• Given exercise 1
Retype the whole passage on Jewish Warsaw, character for character.

-- Begin Quoted text --

I discovered Jewish Warsaw tucked between streets I’ve walked dozens of times. My first surprise was that the apartment I rented in an ugly green socialist-era tower is literally around the corner from Plac Grzybowski (Grzybowski Square), where Jewish life survived into the communist era.

DSC00155

6th floor view of Plac Grzybowski. From the left, a socialist era apartment, All Saints’ Church, modern skyscraper, (at the center) green space, with the site of Jewish Theater behind it and the roof of the Gmina Żydowska behind that, (bottom right) back of building with Charlotte Menora Cafe.

-- End Quoted text --
-- Begin Records to process --

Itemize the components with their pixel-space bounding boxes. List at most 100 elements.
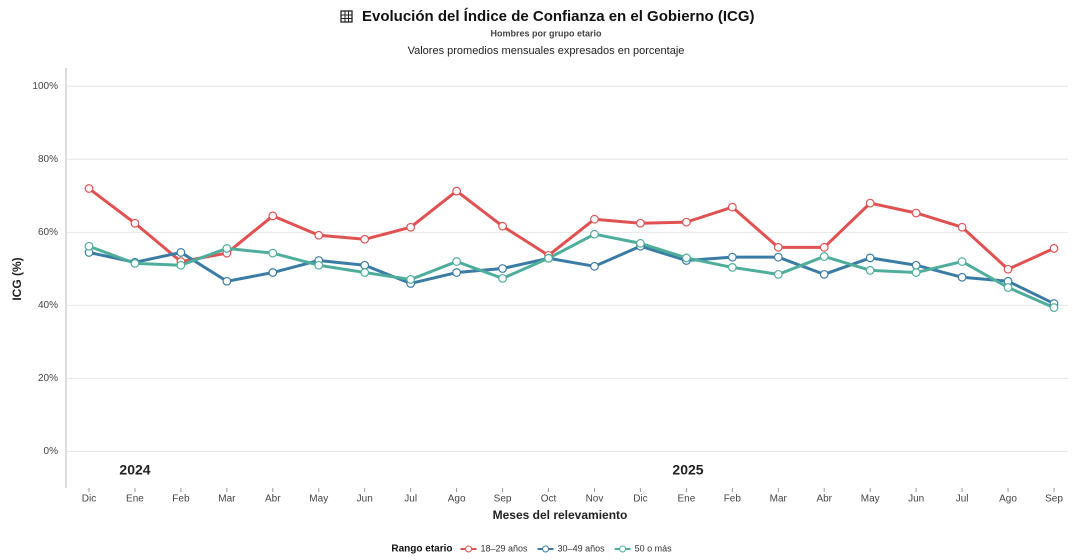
data-point (957, 272, 967, 282)
data-point (360, 268, 370, 277)
x-tick-label: Nov (586, 494, 604, 505)
x-tick-label: Dic (82, 494, 96, 505)
x-tick-label: May (309, 494, 328, 505)
data-point (819, 242, 829, 252)
data-point (406, 275, 416, 284)
x-tick-label: Ago (448, 494, 466, 505)
data-point (727, 252, 737, 262)
data-point (452, 268, 462, 277)
data-point (819, 269, 829, 279)
x-tick-label: Abr (265, 494, 281, 505)
x-tick-label: Mar (770, 494, 788, 505)
data-point (314, 260, 324, 270)
y-tick-label: 40% (38, 300, 58, 311)
data-point (176, 248, 186, 257)
data-point (314, 230, 324, 240)
data-point (268, 211, 278, 221)
data-point (222, 244, 232, 253)
data-point (1003, 283, 1013, 292)
legend-label: 50 o más (635, 543, 673, 553)
x-tick-label: Jul (404, 494, 417, 505)
x-tick-label: Feb (172, 494, 190, 505)
y-axis-label: ICG (%) (10, 257, 24, 300)
data-point (84, 241, 94, 251)
data-point (911, 268, 921, 277)
data-point (176, 260, 186, 270)
data-point (1003, 264, 1013, 274)
data-point (865, 253, 875, 263)
y-tick-label: 100% (32, 81, 58, 92)
data-point (911, 260, 921, 270)
data-point (727, 202, 737, 212)
year-annotation: 2024 (119, 462, 150, 478)
series-line (88, 232, 1055, 309)
data-point (773, 252, 783, 262)
series-line (88, 244, 1055, 305)
data-point (268, 248, 278, 258)
y-tick-label: 60% (38, 227, 58, 238)
data-point (911, 208, 921, 218)
legend-swatch-point (465, 545, 472, 553)
data-point (268, 268, 278, 277)
data-point (544, 253, 553, 263)
x-tick-label: Sep (494, 494, 512, 505)
x-tick-label: Feb (724, 494, 742, 505)
x-tick-label: Jun (357, 494, 373, 505)
legend-label: 30–49 años (558, 543, 606, 553)
y-tick-label: 20% (38, 373, 58, 384)
data-point (590, 261, 599, 271)
data-point (498, 221, 507, 231)
y-tick-label: 80% (38, 154, 58, 165)
x-tick-label: Oct (541, 494, 557, 505)
x-tick-label: May (861, 494, 880, 505)
chart-caption: Valores promedios mensuales expresados e… (408, 45, 685, 57)
data-point (773, 269, 783, 279)
data-point (957, 222, 967, 232)
data-point (590, 214, 599, 224)
data-point (819, 252, 829, 261)
x-tick-label: Ene (126, 494, 144, 505)
data-point (773, 242, 783, 252)
data-point (498, 264, 507, 273)
data-point (636, 218, 645, 228)
title-icon (340, 10, 353, 23)
data-point (590, 229, 599, 239)
data-point (130, 258, 140, 268)
x-tick-label: Dic (633, 494, 647, 505)
series-line (88, 187, 1055, 271)
chart-title: Evolución del Índice de Confianza en el … (362, 8, 755, 25)
data-point (452, 186, 462, 196)
data-point (222, 276, 232, 286)
data-point (452, 257, 462, 266)
year-annotation: 2025 (672, 462, 703, 478)
legend-label: 18–29 años (481, 543, 529, 553)
data-point (498, 273, 507, 283)
x-tick-label: Mar (218, 494, 236, 505)
chart-subtitle: Hombres por grupo etario (490, 28, 602, 38)
x-tick-label: Jul (956, 494, 969, 505)
data-point (727, 263, 737, 272)
x-axis-label: Meses del relevamiento (493, 508, 628, 522)
data-point (1049, 244, 1059, 253)
legend-title: Rango etario (391, 544, 452, 555)
data-point (1049, 303, 1059, 312)
data-point (636, 238, 645, 248)
data-point (865, 198, 875, 208)
data-point (406, 222, 416, 232)
x-tick-label: Ago (999, 494, 1017, 505)
x-tick-label: Sep (1045, 494, 1063, 505)
data-point (130, 218, 140, 228)
data-point (681, 217, 691, 227)
legend-swatch-point (619, 545, 627, 553)
data-point (360, 260, 370, 270)
data-point (865, 265, 875, 275)
x-tick-label: Ene (677, 494, 695, 505)
data-point (84, 184, 94, 193)
data-point (360, 234, 370, 244)
y-tick-label: 0% (44, 446, 59, 457)
x-tick-label: Jun (908, 494, 924, 505)
x-tick-label: Abr (816, 494, 832, 505)
data-point (957, 257, 967, 266)
legend-swatch-point (542, 545, 550, 553)
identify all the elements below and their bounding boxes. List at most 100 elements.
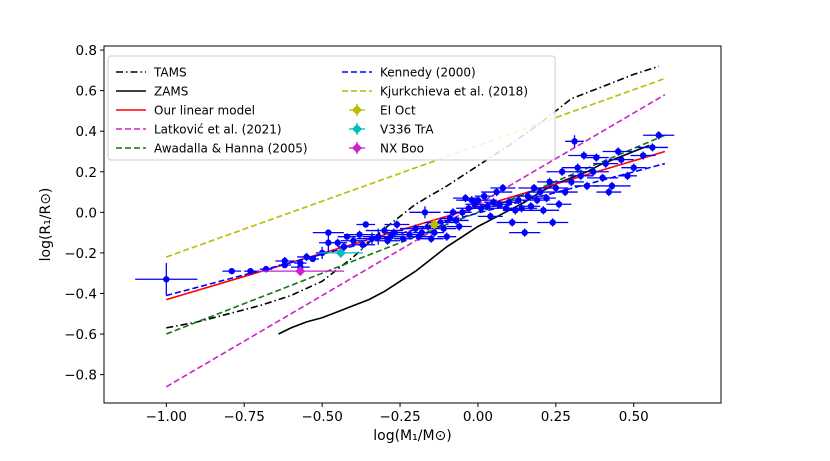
x-tick-label: 0.25 xyxy=(541,409,571,425)
sample-point-90 xyxy=(618,156,625,163)
legend: TAMS ZAMS Our linear model Latković et al. … xyxy=(107,55,556,161)
sample-point-82 xyxy=(583,182,591,190)
sample-point-18 xyxy=(359,241,366,248)
series-line-6 xyxy=(166,77,666,258)
sample-point-64 xyxy=(524,192,531,200)
sample-point-37 xyxy=(440,225,447,232)
x-tick-label: 0.00 xyxy=(463,409,493,425)
legend-swatch-9 xyxy=(352,143,362,153)
x-tick-label: 0.50 xyxy=(619,409,649,425)
y-axis-label: log(R₁/R⊙) xyxy=(38,188,54,262)
sample-point-86 xyxy=(602,160,609,167)
sample-point-25 xyxy=(390,229,398,236)
series-line-3 xyxy=(165,94,666,388)
sample-point-38 xyxy=(443,233,450,240)
sample-point-75 xyxy=(558,168,566,175)
sample-point-94 xyxy=(649,144,656,151)
sample-point-84 xyxy=(593,154,600,161)
x-tick-label: −0.75 xyxy=(224,409,265,425)
x-tick-label: −1.00 xyxy=(146,409,187,425)
y-tick-label: −0.8 xyxy=(64,368,97,384)
sample-point-43 xyxy=(459,209,466,216)
sample-point-42 xyxy=(456,223,463,230)
sample-point-54 xyxy=(493,188,500,196)
sample-point-69 xyxy=(540,207,547,214)
sample-point-85 xyxy=(599,174,606,182)
sample-point-78 xyxy=(571,138,578,145)
sample-point-16 xyxy=(350,237,357,244)
sample-point-92 xyxy=(630,164,637,171)
sample-point-70 xyxy=(543,194,550,202)
sample-point-72 xyxy=(549,219,556,226)
sample-point-59 xyxy=(509,219,516,226)
sample-point-48 xyxy=(474,196,482,204)
sample-point-34 xyxy=(427,235,435,242)
sample-point-68 xyxy=(537,188,544,196)
sample-point-76 xyxy=(561,188,569,196)
highlight-point-1 xyxy=(335,247,346,258)
legend-label-0: TAMS xyxy=(153,66,187,80)
sample-point-80 xyxy=(577,172,584,180)
sample-point-27 xyxy=(399,235,407,242)
sample-point-9 xyxy=(309,255,316,263)
legend-label-1: ZAMS xyxy=(154,85,188,99)
legend-label-5: Kennedy (2000) xyxy=(380,66,476,80)
x-tick-label: −0.25 xyxy=(379,409,420,425)
y-tick-label: −0.2 xyxy=(64,246,97,262)
sample-point-63 xyxy=(521,229,528,236)
sample-point-61 xyxy=(515,196,522,204)
sample-point-17 xyxy=(356,231,363,238)
legend-label-3: Latković et al. (2021) xyxy=(154,123,282,137)
sample-point-87 xyxy=(605,188,613,196)
y-tick-label: 0.6 xyxy=(76,84,97,100)
sample-point-88 xyxy=(608,182,616,190)
sample-point-79 xyxy=(574,164,581,171)
legend-label-6: Kjurkchieva et al. (2018) xyxy=(380,85,528,99)
legend-label-2: Our linear model xyxy=(154,104,255,118)
sample-point-91 xyxy=(624,172,631,180)
sample-point-41 xyxy=(452,217,460,224)
sample-point-56 xyxy=(499,184,507,192)
sample-point-45 xyxy=(465,205,472,212)
sample-point-1 xyxy=(228,267,235,275)
sample-point-26 xyxy=(393,221,401,228)
sample-point-2 xyxy=(247,267,254,275)
legend-swatch-7 xyxy=(352,105,362,115)
sample-point-77 xyxy=(568,178,575,186)
sample-point-31 xyxy=(418,229,426,236)
sample-point-5 xyxy=(281,261,288,269)
sample-point-66 xyxy=(530,184,538,192)
sample-point-35 xyxy=(431,229,438,236)
axes: −1.00 −0.75 −0.50 −0.25 0.00 0.25 0.50 −0.8 −0.6… xyxy=(64,43,722,425)
sample-point-50 xyxy=(480,192,488,200)
sample-point-71 xyxy=(546,178,553,186)
sample-point-32 xyxy=(421,209,429,216)
y-tick-label: 0.4 xyxy=(76,124,97,140)
sample-point-40 xyxy=(449,209,457,216)
sample-point-0 xyxy=(163,276,170,283)
sample-point-65 xyxy=(527,203,535,210)
legend-label-8: V336 TrA xyxy=(380,123,434,137)
sample-point-73 xyxy=(552,184,560,192)
legend-label-4: Awadalla & Hanna (2005) xyxy=(154,142,308,156)
sample-point-19 xyxy=(362,221,369,228)
sample-point-14 xyxy=(340,243,348,251)
sample-point-95 xyxy=(655,132,662,139)
y-tick-label: 0.0 xyxy=(76,205,97,221)
sample-point-74 xyxy=(555,201,563,208)
sample-point-52 xyxy=(487,213,494,220)
legend-box xyxy=(107,55,556,161)
series-line-0 xyxy=(166,65,659,329)
plot-frame xyxy=(103,45,722,404)
highlight-point-0 xyxy=(429,219,440,230)
sample-point-89 xyxy=(614,148,622,155)
y-tick-label: 0.8 xyxy=(76,43,97,59)
x-axis-label: log(M₁/M⊙) xyxy=(373,428,451,444)
y-tick-label: −0.6 xyxy=(64,327,97,343)
legend-label-9: NX Boo xyxy=(380,142,424,156)
highlight-point-2 xyxy=(295,266,306,277)
x-tick-label: −0.50 xyxy=(301,409,342,425)
sample-point-93 xyxy=(639,152,647,159)
legend-label-7: EI Oct xyxy=(380,104,416,118)
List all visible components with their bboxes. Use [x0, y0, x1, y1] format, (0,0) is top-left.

-- End Records to process --

• Given exercise 2
In the records, rewrite only the lines starting at the one containing "data-point (957, 272, 967, 282)" and ending at the one containing "data-point (1003, 264, 1013, 274)", changing "x-tick-label" to "x-label" and keeping everything else the same.

• Full answer 1
I discovered Jewish Warsaw tucked between streets I’ve walked dozens of times. My first surprise was that the apartment I rented in an ugly green socialist-era tower is literally around the corner from Plac Grzybowski (Grzybowski Square), where Jewish life survived into the communist era.

DSC00155

6th floor view of Plac Grzybowski. From the left, a socialist era apartment, All Saints’ Church, modern skyscraper, (at the center) green space, with the site of Jewish Theater behind it and the roof of the Gmina Żydowska behind that, (bottom right) back of building with Charlotte Menora Cafe.

• Full answer 2
data-point (957, 272, 967, 282)
data-point (360, 268, 370, 277)
x-label: Nov (586, 494, 604, 505)
x-label: Dic (82, 494, 96, 505)
x-label: May (309, 494, 328, 505)
data-point (819, 242, 829, 252)
data-point (406, 275, 416, 284)
x-label: Ago (448, 494, 466, 505)
data-point (727, 252, 737, 262)
data-point (452, 268, 462, 277)
data-point (819, 269, 829, 279)
x-label: Abr (265, 494, 281, 505)
x-label: Mar (770, 494, 788, 505)
data-point (314, 260, 324, 270)
y-tick-label: 40% (38, 300, 58, 311)
data-point (176, 248, 186, 257)
data-point (314, 230, 324, 240)
data-point (268, 211, 278, 221)
data-point (222, 244, 232, 253)
data-point (1003, 283, 1013, 292)
legend-label: 50 o más (635, 543, 673, 553)
x-label: Jul (404, 494, 417, 505)
x-label: Feb (172, 494, 190, 505)
y-axis-label: ICG (%) (10, 257, 24, 300)
data-point (84, 241, 94, 251)
data-point (911, 268, 921, 277)
data-point (176, 260, 186, 270)
data-point (1003, 264, 1013, 274)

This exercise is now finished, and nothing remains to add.